* Start *
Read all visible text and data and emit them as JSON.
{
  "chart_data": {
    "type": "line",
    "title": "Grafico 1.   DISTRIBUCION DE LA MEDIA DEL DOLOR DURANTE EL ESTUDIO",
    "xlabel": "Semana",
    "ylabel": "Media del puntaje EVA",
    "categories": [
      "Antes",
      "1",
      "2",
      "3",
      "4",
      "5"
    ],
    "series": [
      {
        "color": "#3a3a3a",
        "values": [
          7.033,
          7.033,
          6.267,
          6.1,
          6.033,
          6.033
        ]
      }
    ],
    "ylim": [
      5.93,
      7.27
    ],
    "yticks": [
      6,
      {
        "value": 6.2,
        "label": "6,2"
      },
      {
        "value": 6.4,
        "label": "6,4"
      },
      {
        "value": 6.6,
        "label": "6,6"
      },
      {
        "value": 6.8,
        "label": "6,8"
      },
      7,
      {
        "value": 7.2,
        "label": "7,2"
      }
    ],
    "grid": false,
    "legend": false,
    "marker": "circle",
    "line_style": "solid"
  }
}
* End *
## Brief
Extract each line of the listing above, copying it word for word.

## Full output
Read all visible text and data and emit them as JSON.
{
  "chart_data": {
    "type": "line",
    "title": "Grafico 1.   DISTRIBUCION DE LA MEDIA DEL DOLOR DURANTE EL ESTUDIO",
    "xlabel": "Semana",
    "ylabel": "Media del puntaje EVA",
    "categories": [
      "Antes",
      "1",
      "2",
      "3",
      "4",
      "5"
    ],
    "series": [
      {
        "color": "#3a3a3a",
        "values": [
          7.033,
          7.033,
          6.267,
          6.1,
          6.033,
          6.033
        ]
      }
    ],
    "ylim": [
      5.93,
      7.27
    ],
    "yticks": [
      6,
      {
        "value": 6.2,
        "label": "6,2"
      },
      {
        "value": 6.4,
        "label": "6,4"
      },
      {
        "value": 6.6,
        "label": "6,6"
      },
      {
        "value": 6.8,
        "label": "6,8"
      },
      7,
      {
        "value": 7.2,
        "label": "7,2"
      }
    ],
    "grid": false,
    "legend": false,
    "marker": "circle",
    "line_style": "solid"
  }
}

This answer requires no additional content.